::: Extrait du texte :::

Depuis trente ans qu'on islamise des questions sociales, les pouvoirs politiques et médiatiques ont particulièrement mis l'accent sur le foulard islamique. Ce faisant, ils ont réussi la prouesse de faire passer ce vêtement pour une menace, et les femmes qui le portent pour des victimes. Sans jamais bien sûr leur donner la parole.
Petite question : qui a prononcé la phrase : « Les Arabes nous échappent parce qu'ils voilent leurs femmes » ? Le maréchal Bugeaud, colonisateur de l'Algérie. L'obsession est ancienne.
Restons dans le registre de la devinette : sur cent vingt personnes, combien de pratiquantes musulmanes voilées furent interrogées par la commission Stasi ? Vous savez, celle dont le rapport aboutit à la fameuse loi de 2004 sur les signes religieux ostensibles, et depuis laquelle le port du voile est interdit à l'école. Elles étaient deux. Et encore elles sont passées ensemble.
Fatiha Ajbli est l'une d'elles. Elle se rappelle : « On a été reçues le dernier jour, et le pire c'est qu'on sentait que le rapport était déjà bouclé, qu'ils ne nous écoutaient même pas ». Aujourd'hui docteure en sociologie, ses recherches portent sur les difficultés que rencontrent les femmes voilées en France, notamment face à l'emploi1.

::: Données extraites :::

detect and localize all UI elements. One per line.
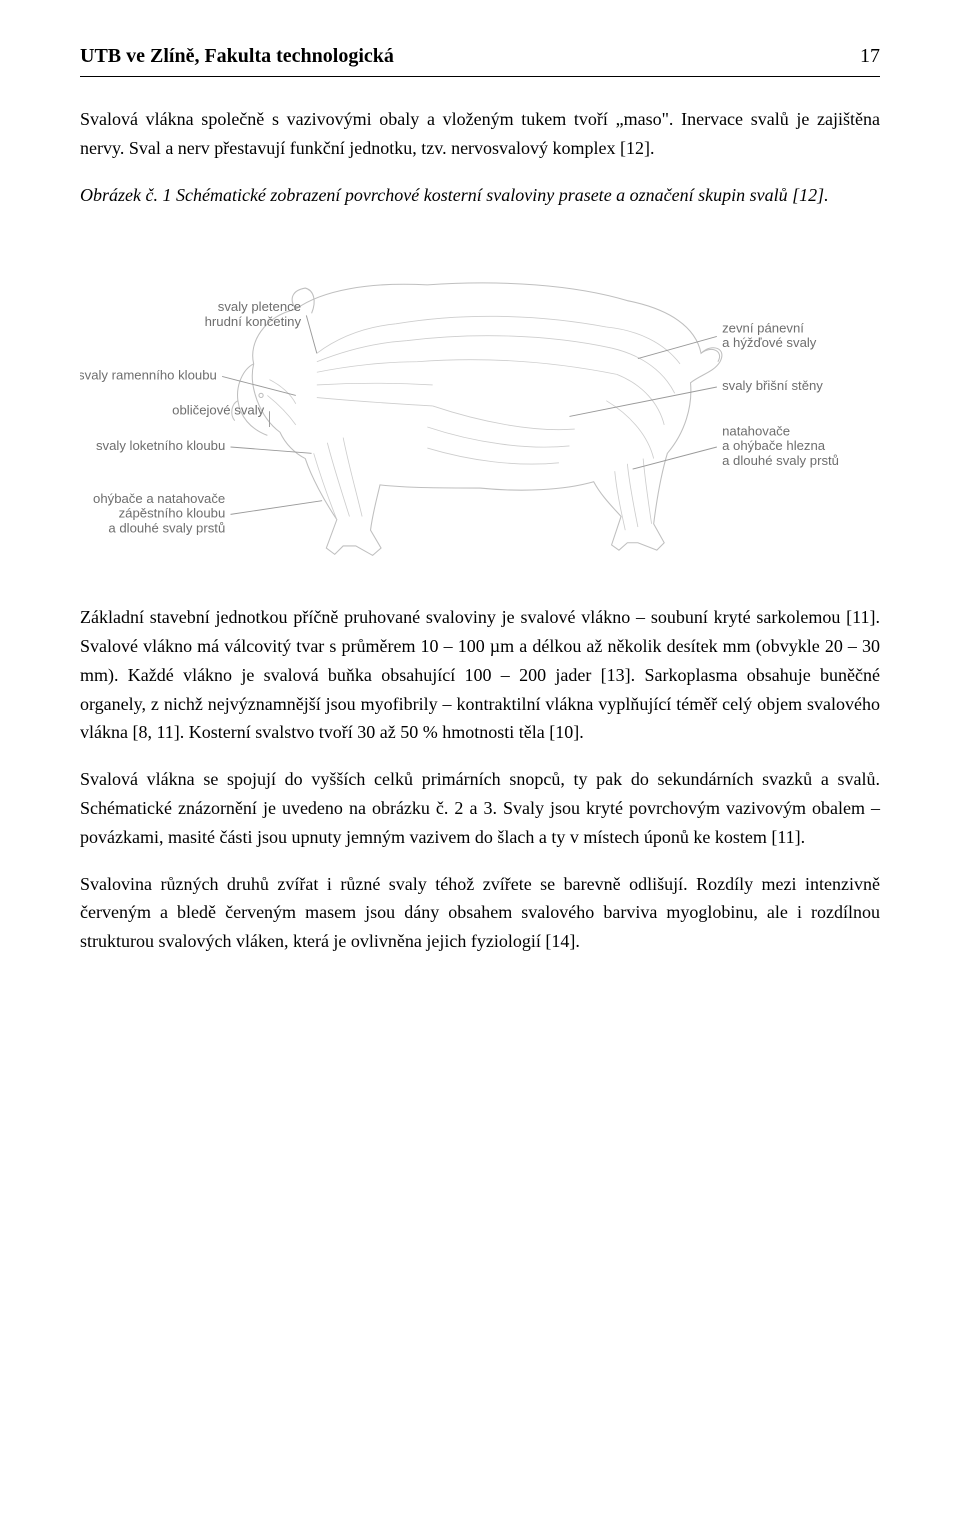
paragraph-structure: Základní stavební jednotkou příčně pruho… bbox=[80, 603, 880, 747]
svg-text:natahovačea ohýbače hleznaa dl: natahovačea ohýbače hleznaa dlouhé svaly… bbox=[722, 424, 839, 468]
page-number: 17 bbox=[860, 40, 880, 72]
svg-text:svaly ramenního kloubu: svaly ramenního kloubu bbox=[80, 368, 217, 383]
svg-text:svaly pletencehrudní končetiny: svaly pletencehrudní končetiny bbox=[205, 300, 302, 330]
pig-anatomy-svg: svaly pletencehrudní končetiny svaly rame… bbox=[80, 227, 880, 585]
svg-text:zevní pánevnía hýžďové svaly: zevní pánevnía hýžďové svaly bbox=[722, 321, 817, 351]
svg-text:svaly loketního kloubu: svaly loketního kloubu bbox=[96, 439, 225, 454]
svg-text:obličejové svaly: obličejové svaly bbox=[172, 403, 264, 418]
svg-text:ohýbače a natahovačezápěstního: ohýbače a natahovačezápěstního kloubua d… bbox=[93, 491, 225, 535]
svg-text:svaly břišní stěny: svaly břišní stěny bbox=[722, 379, 823, 394]
paragraph-color: Svalovina různých druhů zvířat i různé s… bbox=[80, 870, 880, 956]
figure-pig-muscles: svaly pletencehrudní končetiny svaly rame… bbox=[80, 227, 880, 585]
institution-title: UTB ve Zlíně, Fakulta technologická bbox=[80, 40, 394, 72]
paragraph-intro: Svalová vlákna společně s vazivovými oba… bbox=[80, 105, 880, 163]
paragraph-bundles: Svalová vlákna se spojují do vyšších cel… bbox=[80, 765, 880, 851]
figure-caption: Obrázek č. 1 Schématické zobrazení povrc… bbox=[80, 181, 880, 210]
page-header: UTB ve Zlíně, Fakulta technologická 17 bbox=[80, 40, 880, 77]
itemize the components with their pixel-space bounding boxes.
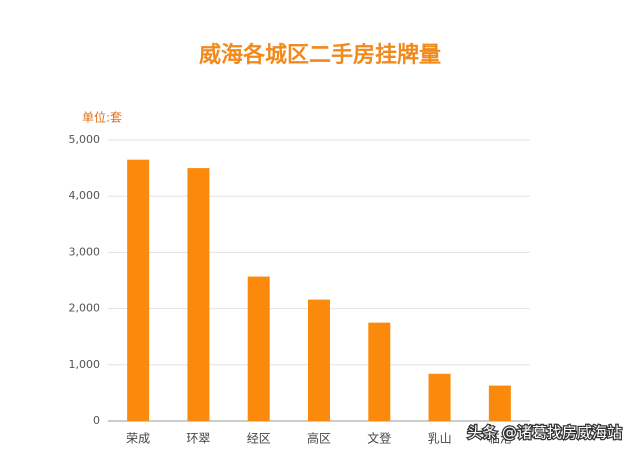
y-tick-label: 2,000: [69, 302, 101, 315]
bar: [127, 159, 150, 422]
x-tick-label: 文登: [367, 431, 391, 446]
y-tick-label: 4,000: [69, 189, 101, 202]
bar: [428, 373, 451, 421]
x-tick-label: 经区: [247, 432, 271, 446]
x-tick-label: 高区: [307, 431, 331, 446]
bar: [368, 322, 391, 421]
x-tick-label: 临港: [488, 432, 512, 446]
x-tick-label: 荣成: [126, 432, 150, 446]
x-tick-label: 乳山: [428, 432, 452, 446]
chart-title: 威海各城区二手房挂牌量: [199, 42, 441, 68]
x-tick-label: 环翠: [186, 432, 210, 446]
y-tick-label: 0: [93, 414, 100, 427]
bar: [247, 276, 270, 421]
y-tick-label: 5,000: [69, 133, 101, 146]
bar: [488, 385, 511, 421]
y-tick-label: 1,000: [69, 358, 101, 371]
bar: [308, 299, 330, 421]
bar: [187, 168, 210, 421]
y-tick-label: 3,000: [69, 245, 101, 258]
y-axis-label: 单位:套: [82, 110, 122, 125]
watermark: 头条 @诸葛找房威海站: [467, 424, 622, 442]
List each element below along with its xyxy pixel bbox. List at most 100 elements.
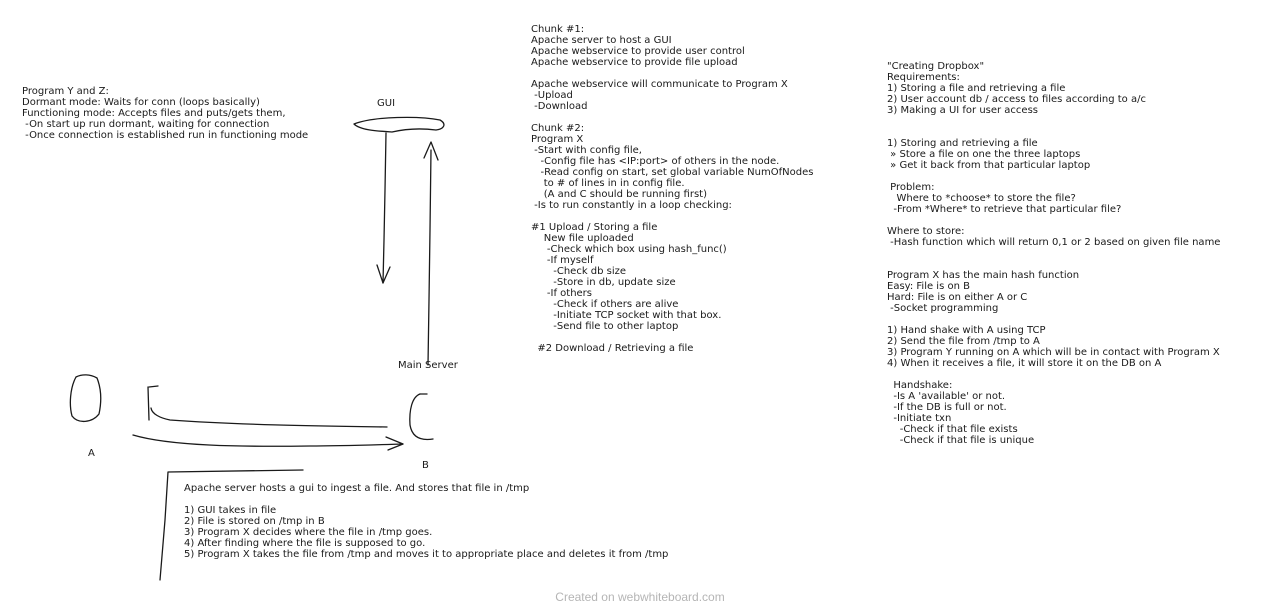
text-line: Apache server to host a GUI	[531, 35, 672, 46]
text-line: Program X has the main hash function	[887, 270, 1080, 281]
label-gui: GUI	[377, 98, 396, 109]
text-line: -Download	[531, 101, 588, 112]
gui-down-arrowhead	[376, 264, 391, 284]
node-a-shape	[69, 374, 102, 423]
footer-credit: Created on webwhiteboard.com	[555, 590, 725, 604]
text-line: Apache webservice will communicate to Pr…	[531, 79, 788, 90]
text-line	[887, 259, 1220, 270]
text-line: -If others	[531, 288, 593, 299]
text-line: » Store a file on one the three laptops	[887, 149, 1081, 160]
gui-down-arrow	[382, 132, 387, 284]
text-line: Apache webservice to provide user contro…	[531, 46, 745, 57]
text-line: Apache webservice to provide file upload	[531, 57, 738, 68]
text-line: Chunk #1:	[531, 24, 585, 35]
text-line	[531, 332, 813, 343]
text-line: Where to store:	[887, 226, 965, 237]
text-line: (A and C should be running first)	[531, 189, 707, 200]
text-line: New file uploaded	[531, 233, 634, 244]
text-line: » Get it back from that particular lapto…	[887, 160, 1091, 171]
text-line: Problem:	[887, 182, 935, 193]
text-line: Chunk #2:	[531, 123, 585, 134]
text-line: 1) Storing a file and retrieving a file	[887, 83, 1066, 94]
text-line: Apache server hosts a gui to ingest a fi…	[184, 483, 530, 494]
label-a: A	[88, 448, 95, 459]
a-to-b-arrowhead	[385, 436, 404, 451]
text-line	[531, 211, 813, 222]
gui-up-arrow	[427, 149, 432, 366]
text-line: 2) Send the file from /tmp to A	[887, 336, 1040, 347]
note-program-yz: Program Y and Z: Dormant mode: Waits for …	[22, 86, 308, 141]
gui-shape	[353, 116, 445, 133]
text-line: -Initiate txn	[887, 413, 952, 424]
text-line: -Check if that file exists	[887, 424, 1018, 435]
text-line: -Check which box using hash_func()	[531, 244, 727, 255]
text-line: to # of lines in in config file.	[531, 178, 685, 189]
text-line: -Hash function which will return 0,1 or …	[887, 237, 1221, 248]
note-dropbox: "Creating Dropbox" Requirements: 1) Storin…	[887, 61, 1220, 446]
text-line: Where to *choose* to store the file?	[887, 193, 1076, 204]
text-line: 5) Program X takes the file from /tmp an…	[184, 549, 669, 560]
note-apache-flow: Apache server hosts a gui to ingest a fi…	[184, 483, 668, 560]
text-line: -Check db size	[531, 266, 627, 277]
text-line	[887, 369, 1220, 380]
gui-up-arrowhead	[423, 141, 439, 161]
text-line: 3) Making a UI for user access	[887, 105, 1039, 116]
text-line: Program Y and Z:	[22, 86, 109, 97]
b-to-a-arrowhead	[147, 386, 150, 421]
text-line: 4) When it receives a file, it will stor…	[887, 358, 1162, 369]
text-line: -From *Where* to retrieve that particula…	[887, 204, 1122, 215]
text-line	[887, 215, 1220, 226]
text-line: 2) File is stored on /tmp in B	[184, 516, 325, 527]
text-line	[887, 116, 1220, 127]
text-line: Handshake:	[887, 380, 953, 391]
text-line: 1) GUI takes in file	[184, 505, 277, 516]
text-line: Functioning mode: Accepts files and puts…	[22, 108, 286, 119]
text-line: -Upload	[531, 90, 573, 101]
text-line: -If the DB is full or not.	[887, 402, 1007, 413]
text-line: -Is to run constantly in a loop checking…	[531, 200, 732, 211]
text-line: 4) After finding where the file is suppo…	[184, 538, 426, 549]
text-line	[887, 248, 1220, 259]
text-line	[887, 171, 1220, 182]
text-line: -Store in db, update size	[531, 277, 676, 288]
node-b-shape	[409, 393, 434, 441]
text-line	[887, 127, 1220, 138]
text-line	[531, 112, 813, 123]
text-line: -Once connection is established run in f…	[22, 130, 309, 141]
text-line: 1) Hand shake with A using TCP	[887, 325, 1046, 336]
b-to-a-arrowhead-top	[148, 385, 159, 388]
a-to-b-arrow	[132, 434, 404, 447]
text-line: Hard: File is on either A or C	[887, 292, 1028, 303]
text-line: -On start up run dormant, waiting for co…	[22, 119, 270, 130]
b-to-a-arrow	[150, 407, 388, 428]
text-line: -Check if others are alive	[531, 299, 679, 310]
label-b: B	[422, 460, 429, 471]
text-line: "Creating Dropbox"	[887, 61, 985, 72]
text-line: -Initiate TCP socket with that box.	[531, 310, 722, 321]
note-chunks: Chunk #1: Apache server to host a GUI Apac…	[531, 24, 813, 354]
text-line	[184, 494, 668, 505]
text-line: -Check if that file is unique	[887, 435, 1035, 446]
text-line: 3) Program X decides where the file in /…	[184, 527, 433, 538]
text-line: -Is A 'available' or not.	[887, 391, 1006, 402]
text-line: -Config file has <IP:port> of others in …	[531, 156, 780, 167]
text-line: -Send file to other laptop	[531, 321, 679, 332]
text-line: 2) User account db / access to files acc…	[887, 94, 1146, 105]
text-line: -Read config on start, set global variab…	[531, 167, 814, 178]
text-line	[887, 314, 1220, 325]
text-line: #2 Download / Retrieving a file	[531, 343, 694, 354]
text-line: -Socket programming	[887, 303, 999, 314]
text-line: Dormant mode: Waits for conn (loops basi…	[22, 97, 260, 108]
text-line: -Start with config file,	[531, 145, 642, 156]
text-line: Requirements:	[887, 72, 960, 83]
flow-bracket	[159, 469, 304, 581]
text-line: 3) Program Y running on A which will be …	[887, 347, 1220, 358]
text-line: #1 Upload / Storing a file	[531, 222, 658, 233]
text-line: 1) Storing and retrieving a file	[887, 138, 1038, 149]
text-line: -If myself	[531, 255, 594, 266]
text-line: Easy: File is on B	[887, 281, 970, 292]
text-line: Program X	[531, 134, 584, 145]
label-main-server: Main Server	[398, 360, 458, 371]
text-line	[531, 68, 813, 79]
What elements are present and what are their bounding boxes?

:::

**Exercice écrit A:** D'après l'extrait sur le foulard islamique, dites si chaque affirmation est juste (oui ou non), en citant mot pour mot les mots du texte qui le montrent. (i) Les deux femmes voilées ont été entendues séparément par la commission Stasi. (ii) Fatiha Ajbli est aujourd'hui docteure en sociologie. (iii) Les deux femmes voilées ont été reçues le premier jour.
**Exercice écrit B:** Prolongez l'extrait sur le foulard islamique en reprenant juste après sa dernière phrase.

**Bonne réponse A:**
(i) Non : « Et encore elles sont passées ensemble. »
(ii) Oui : « Aujourd'hui docteure en sociologie »
(iii) Non : « On a été reçues le dernier jour »

**Bonne réponse B:**
Une émancipation impossible
Si elle a décidé de se consacrer à ce sujet, c'est pour comprendre et tenter de répondre à cette question : « Comment fait-on pour être femme, musulmane, française à part entière, et architecte de son devenir ? ». Elle nous explique un peu son parcours : « J'ai grandi avec l'idée que la seule chose qui comptait était la réussite scolaire, le mérite de chacun. Or je me suis rendu compte avec le temps que cet idéal républicain n'avait pas prise avec la réalité, puisque ce voile, qui relevait pourtant d'un choix personnel, me déconsidérait aux yeux de beaucoup ». Elle ajoute : « On se disait avec des amies, t'as vu comment c'est compliqué à l'école, imagine dans le monde du travail! »
De fait, les femmes voilées sont majoritairement exclues au moment de rentrer dans la vie active, ce que les travaux de Fatiha démontrent avec force2. Il s'agit pourtant d'une étape essentielle pour favoriser l'accès à l'autonomie de toutes les femmes. On sait à quel point l'égalité dans le travail et face à lui reste un des chantiers majeurs du féminisme.
Zakia Meziani, présidente de l'Association pour la reconnaissance des droits et libertés aux femmes musulmanes (A.R.D.L.F.M.), qui lutte depuis plus de vingt ans sur Roubaix et Tourcoing, en parle sans ambages : « Si une femme choisit de se présenter aux entretiens d'embauche avec son foulard, elle ne sera jamais prise, à quelques rarissimes exceptions près. C'est une forme de mort sociale. »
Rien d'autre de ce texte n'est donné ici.